■ 原文:
▽
「東田~、東田~!」
寮の廊下に中谷先輩の大声が響いてくる。
「東田~、早く来てくれ~!東田~!」
川口の部屋で西川、東田とテレビを観てたところ。
「東田、中谷先輩が呼んでるぞ、行って来いよ」
「いや、行かんでええ」
はは~ん、という顔の川口が「例のアレ?」
東田がうなづく。
「でも、行かなきゃ終わらないぞ」と川口。
事情が呑み込めないこちらは興味津々。
そうこうしているうちに、再度「東田~、東田~!」
「しゃあない」と東田が腰を上げる。
よし、ついて行ってみるか。
なんと、声の出どころはトイレ。
大用のトイレのドアが半開きで、隙間から顔を出した中谷先輩が「不敵な笑み」を浮かべている。
「東田、俺が今なにをしているか、わ・か・る・か?」
「用を足しているに決まってるでしょ」
「大か小か、どっちや?」
「大便器だから、大に決まってるでしょ」
「正解や!」
「で、先輩、用件はなんですか」
「用はない!」
やれやれ、といった表情の東田がこちらに振り返る。
え?え?と思いつつ、川口の部屋にもどる。
そうです!
自分が大をする行為中に東田を呼びつけるという、ただそれだけ。
自分が「大便器」使用中の事実を東田に知らせるためだけに大声を出す。
このお方こそ、「我が寮が世界に誇る変態」中谷先輩でございます。
「なんの意味があるの?」
「意味なんかあるか~、ただの変態や」と東田。
この中谷先輩、イケメンなんですよ。
女性にモテるんです。
しかし、変態!
だけど、後輩は可愛がるし、後輩からも好かれている。
バイト先のバンを自家用車代わりに乗り回し、いろいろ遊んでくれましたね。
レバニラ炒めが大好きで、よく食べに連れて行ってくれました。
なぜか、一時期、夜に霊園めぐりするのが中谷先輩のマイブームになって、時々お付き合いしましたよ。
△
■ 課題 A: 中谷先輩の話から、「やれやれ、といった表情の東田がこちらに振り返る。」を含む語句で始まり「バイト先のバンを自家用車代わりに乗り回し、いろいろ遊んでくれましたね。」で終わる範囲を一字一句違えずに書き写せ。
■ 課題 B: 中谷先輩の話によると、中谷先輩が大好きで、よく食べに連れて行ってくれた料理は何か。
■ 課題 C: 中谷先輩の話の続きを、最後の文の直後から書け。

■ 記録データ:
▽
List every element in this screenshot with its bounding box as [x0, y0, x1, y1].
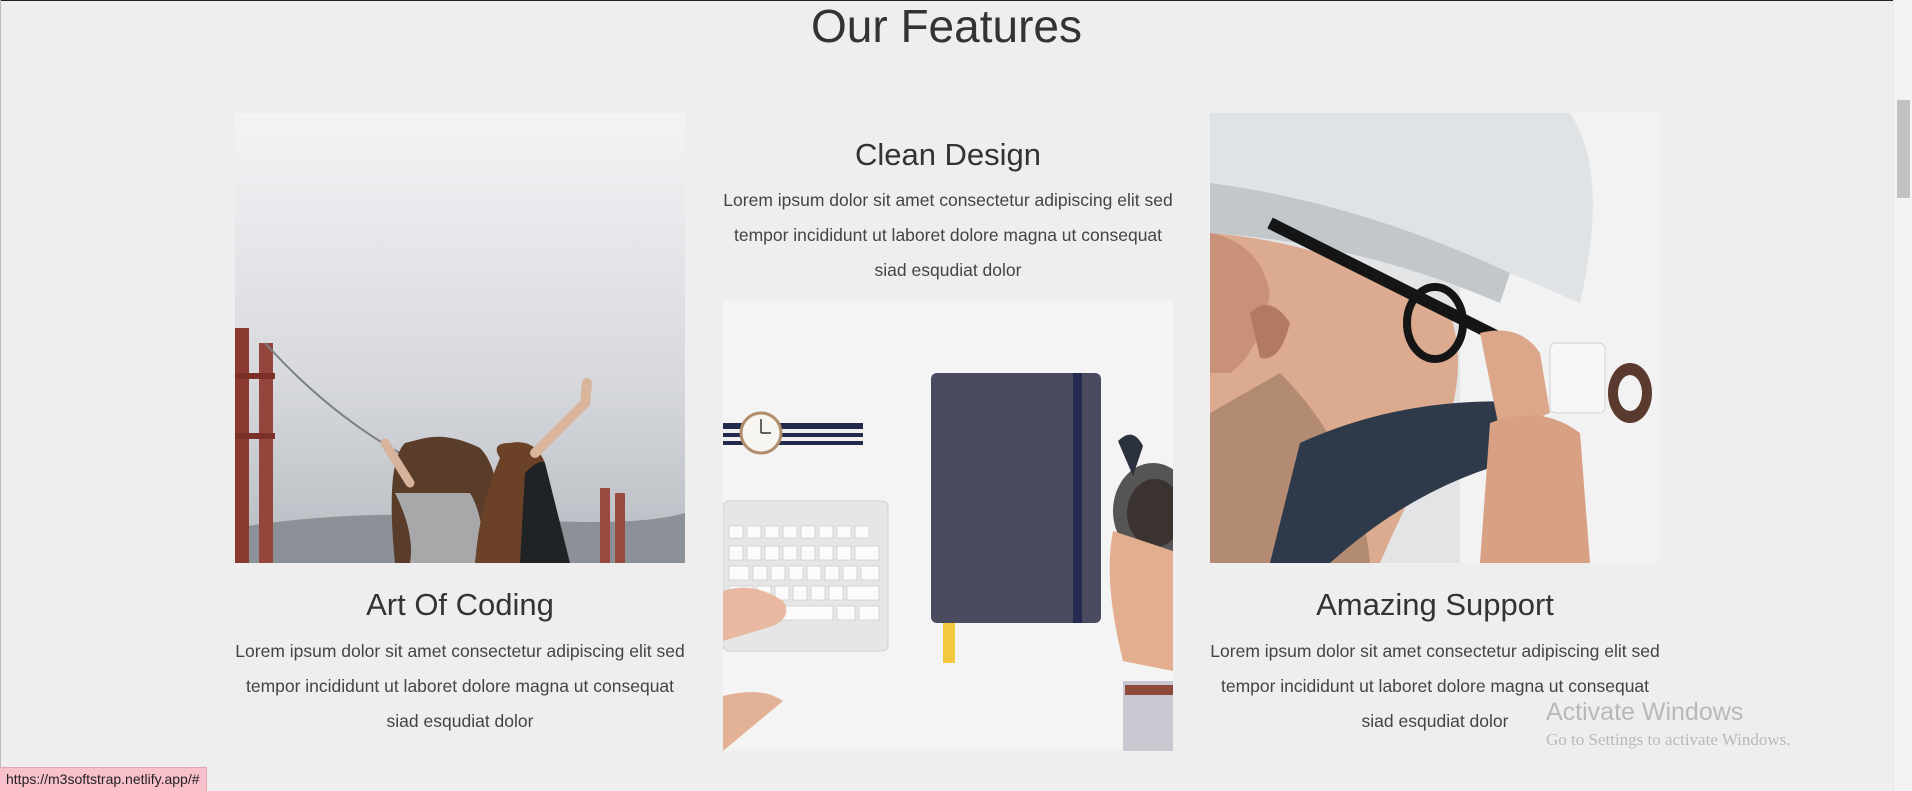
△
■ 正解 A:
やれやれ、といった表情の東田がこちらに振り返る。
え?え?と思いつつ、川口の部屋にもどる。
そうです!
自分が大をする行為中に東田を呼びつけるという、ただそれだけ。
自分が「大便器」使用中の事実を東田に知らせるためだけに大声を出す。
このお方こそ、「我が寮が世界に誇る変態」中谷先輩でございます。
「なんの意味があるの?」
「意味なんかあるか~、ただの変態や」と東田。
この中谷先輩、イケメンなんですよ。
女性にモテるんです。
しかし、変態!
だけど、後輩は可愛がるし、後輩からも好かれている。
バイト先のバンを自家用車代わりに乗り回し、いろいろ遊んでくれましたね。

■ 正解 B: レバニラ炒め

■ 正解 C:
ある日、先輩と東田、川口と深夜にとある霊園へ。
なんか、今にして思えばずいぶん罰当たりな行為ですね。
すると、東田が川口になにかそっと耳打ちする。
川口からこちらに、「東田が中谷先輩にドッキリをしかけよう、と言ってるけど」
「どんなドッキリだ?」
「俺ら三人でさっと車に乗って、中谷さんを置き去りにするドッキリ」
こちらも川口に小声で連絡。
東田の隙を見て、中谷先輩にもこっそり合図。
東田が車から一番離れたところで、三人で一気に車内に!
エンジン、スタートで急発進!
あわれ、仕掛けようとした東田は逆にまんまと仕掛けられました。
東田一人を深夜の霊園に残し、車は走る、走る。
車内の三人は大盛り上がり。
「車が発進するときの東田の顔、見た?」
「見た、見た、写真に撮りたかったな~」
「嵌めようとして、嵌められた、まあ、自業自得ですな」
「それ、それ!」
筋金入りの変態だけど面白くて後輩に優しくて気さくな先輩でした。
水晶浜では、我々に模範的なお辞儀の仕方を実演してくれるし。
安くて美味しい店をおしえてくれたり、バイト先を紹介してくれたり、いろいろお世話になりました。
中谷先輩、これからもずっと変態でいてください。
尊敬はしていません!
でも後輩一同、先輩が大好きです。
いろんな人(時には、変態)と知り合う場を提供してくれる学生寮。
寮生活って、本当に素晴らしいですよ!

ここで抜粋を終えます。